Find every line below that contains the word "TCBz" and copy it out.

Start Entries provided

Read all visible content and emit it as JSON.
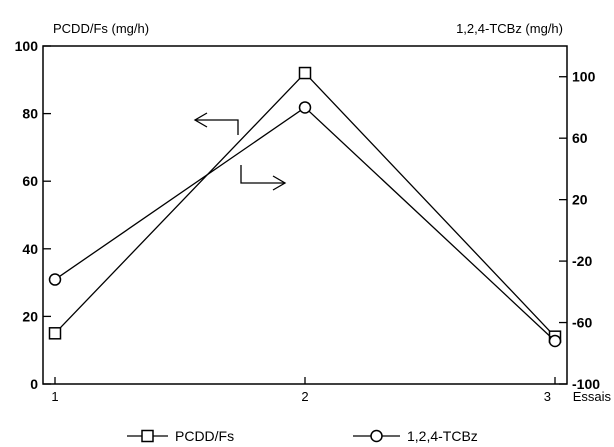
{
  "chart_data": {
    "type": "line",
    "ylabel_left": "PCDD/Fs (mg/h)",
    "ylabel_right": "1,2,4-TCBz (mg/h)",
    "xlabel": "Essais",
    "x": [
      1,
      2,
      3
    ],
    "x_tick_labels": [
      "1",
      "2",
      "3"
    ],
    "ylim_left": [
      0,
      100
    ],
    "ylim_right": [
      -100,
      120
    ],
    "y_ticks_left": [
      "0",
      "20",
      "40",
      "60",
      "80",
      "100"
    ],
    "y_ticks_right": [
      "-100",
      "-60",
      "-20",
      "20",
      "60",
      "100"
    ],
    "grid": false,
    "legend_position": "bottom",
    "series": [
      {
        "name": "PCDD/Fs",
        "axis": "left",
        "marker": "square",
        "values": [
          15,
          92,
          14
        ]
      },
      {
        "name": "1,2,4-TCBz",
        "axis": "right",
        "marker": "circle",
        "values": [
          -32,
          80,
          -72
        ]
      }
    ]
  }
}
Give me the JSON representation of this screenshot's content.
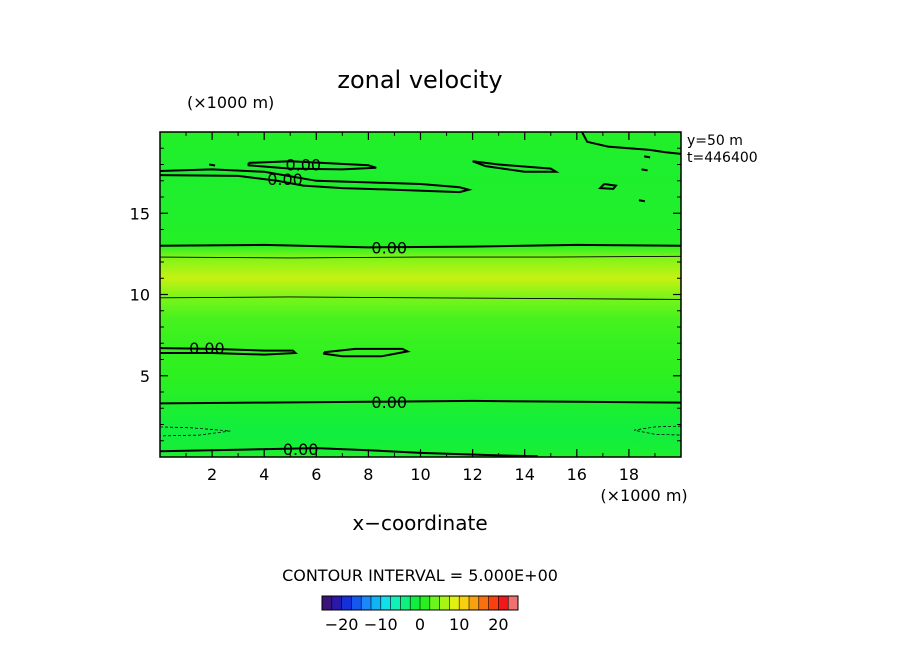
{
  "chart_data": {
    "type": "heatmap",
    "title": "zonal velocity",
    "xlabel": "x−coordinate",
    "x_unit": "(×1000 m)",
    "y_unit": "(×1000 m)",
    "xlim": [
      0,
      20
    ],
    "ylim": [
      0,
      20
    ],
    "x_ticks": [
      2,
      4,
      6,
      8,
      10,
      12,
      14,
      16,
      18
    ],
    "y_ticks": [
      5,
      10,
      15
    ],
    "x_tick_labels": [
      "2",
      "4",
      "6",
      "8",
      "10",
      "12",
      "14",
      "16",
      "18"
    ],
    "y_tick_labels": [
      "5",
      "10",
      "15"
    ],
    "info_lines": [
      "y=50  m",
      "t=446400"
    ],
    "contour_interval_label": "CONTOUR INTERVAL = 5.000E+00",
    "colorbar": {
      "range": [
        -25,
        25
      ],
      "tick_values": [
        -20,
        -10,
        0,
        10,
        20
      ],
      "tick_labels": [
        "−20",
        "−10",
        "0",
        "10",
        "20"
      ],
      "colors": [
        "#3a1478",
        "#2a18a8",
        "#1430d8",
        "#1458f0",
        "#1a88f8",
        "#10b4f4",
        "#10e0e8",
        "#10f0b8",
        "#10f080",
        "#10ee40",
        "#28f020",
        "#6cf41c",
        "#a8f414",
        "#e0f010",
        "#f8d010",
        "#f8a010",
        "#f87010",
        "#f84010",
        "#f01818",
        "#f07070"
      ]
    },
    "field_profile": {
      "y": [
        0,
        0.5,
        1.5,
        2.5,
        3.5,
        5,
        7,
        8.5,
        9.8,
        11,
        12.3,
        13,
        14.5,
        16,
        18,
        19.5,
        20
      ],
      "u": [
        0.5,
        -0.5,
        -1.2,
        -0.6,
        0.5,
        1.5,
        1.8,
        2.5,
        4.5,
        8.0,
        4.8,
        1.0,
        0.4,
        0.3,
        0.2,
        0.6,
        1.0
      ]
    },
    "contour_labels": [
      {
        "text": "0.00",
        "x": 5.5,
        "y": 18.0
      },
      {
        "text": "0.00",
        "x": 4.8,
        "y": 17.1
      },
      {
        "text": "0.00",
        "x": 8.8,
        "y": 12.9
      },
      {
        "text": "0.00",
        "x": 1.8,
        "y": 6.7
      },
      {
        "text": "0.00",
        "x": 8.8,
        "y": 3.4
      },
      {
        "text": "0.00",
        "x": 5.4,
        "y": 0.5
      }
    ],
    "zero_contours": [
      [
        [
          0,
          13.0
        ],
        [
          4,
          13.05
        ],
        [
          8,
          12.9
        ],
        [
          12,
          12.95
        ],
        [
          16,
          13.05
        ],
        [
          20,
          13.0
        ]
      ],
      [
        [
          0,
          3.3
        ],
        [
          4,
          3.35
        ],
        [
          8,
          3.4
        ],
        [
          12,
          3.45
        ],
        [
          16,
          3.4
        ],
        [
          20,
          3.35
        ]
      ],
      [
        [
          0,
          0.35
        ],
        [
          3,
          0.45
        ],
        [
          6,
          0.55
        ],
        [
          8,
          0.42
        ],
        [
          10,
          0.25
        ],
        [
          13,
          0.1
        ],
        [
          14.5,
          0.05
        ]
      ],
      [
        [
          0,
          6.7
        ],
        [
          2,
          6.65
        ],
        [
          4,
          6.55
        ],
        [
          5.1,
          6.55
        ],
        [
          5.2,
          6.4
        ],
        [
          4,
          6.3
        ],
        [
          2,
          6.4
        ],
        [
          0,
          6.4
        ]
      ],
      [
        [
          6.3,
          6.45
        ],
        [
          7.5,
          6.65
        ],
        [
          9.3,
          6.65
        ],
        [
          9.5,
          6.5
        ],
        [
          8.5,
          6.2
        ],
        [
          7,
          6.2
        ],
        [
          6.3,
          6.35
        ],
        [
          6.3,
          6.45
        ]
      ],
      [
        [
          0,
          17.6
        ],
        [
          2,
          17.7
        ],
        [
          4,
          17.55
        ],
        [
          6,
          17.0
        ],
        [
          8,
          16.9
        ],
        [
          10,
          16.8
        ],
        [
          11.5,
          16.6
        ],
        [
          11.85,
          16.45
        ],
        [
          11.5,
          16.3
        ],
        [
          9,
          16.45
        ],
        [
          7,
          16.55
        ],
        [
          5.5,
          16.7
        ],
        [
          4.5,
          17.0
        ],
        [
          3,
          17.3
        ],
        [
          0,
          17.35
        ]
      ],
      [
        [
          3.4,
          18.1
        ],
        [
          5,
          18.2
        ],
        [
          8,
          17.95
        ],
        [
          8.3,
          17.8
        ],
        [
          7,
          17.7
        ],
        [
          5,
          17.75
        ],
        [
          3.4,
          17.95
        ],
        [
          3.4,
          18.1
        ]
      ],
      [
        [
          12.0,
          18.2
        ],
        [
          13,
          18.0
        ],
        [
          15,
          17.75
        ],
        [
          15.2,
          17.55
        ],
        [
          14,
          17.55
        ],
        [
          12.5,
          17.9
        ],
        [
          12.0,
          18.2
        ]
      ],
      [
        [
          16.2,
          20
        ],
        [
          16.4,
          19.4
        ],
        [
          17.2,
          19.1
        ],
        [
          18.8,
          18.9
        ],
        [
          19.4,
          18.75
        ],
        [
          20,
          18.65
        ]
      ],
      [
        [
          17.05,
          16.8
        ],
        [
          17.5,
          16.7
        ],
        [
          17.4,
          16.5
        ],
        [
          16.9,
          16.55
        ],
        [
          17.05,
          16.8
        ]
      ]
    ],
    "zero_contour_ticks": [
      {
        "x": 2.0,
        "y": 18.0
      },
      {
        "x": 18.7,
        "y": 18.5
      },
      {
        "x": 18.6,
        "y": 17.7
      },
      {
        "x": 18.5,
        "y": 15.8
      }
    ],
    "neg_contours": [
      [
        [
          0,
          1.85
        ],
        [
          1.2,
          1.8
        ],
        [
          2.7,
          1.6
        ],
        [
          1.5,
          1.35
        ],
        [
          0,
          1.3
        ]
      ],
      [
        [
          20,
          1.9
        ],
        [
          19,
          1.85
        ],
        [
          18.2,
          1.65
        ],
        [
          19,
          1.4
        ],
        [
          20,
          1.35
        ]
      ]
    ],
    "thin_contours": [
      [
        [
          0,
          12.3
        ],
        [
          5,
          12.25
        ],
        [
          10,
          12.3
        ],
        [
          15,
          12.3
        ],
        [
          20,
          12.35
        ]
      ],
      [
        [
          0,
          9.8
        ],
        [
          5,
          9.85
        ],
        [
          10,
          9.8
        ],
        [
          15,
          9.75
        ],
        [
          20,
          9.7
        ]
      ]
    ]
  }
}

End Entries provided

Solved exercise:
    "ylabel_right": "1,2,4-TCBz (mg/h)",
        "name": "1,2,4-TCBz",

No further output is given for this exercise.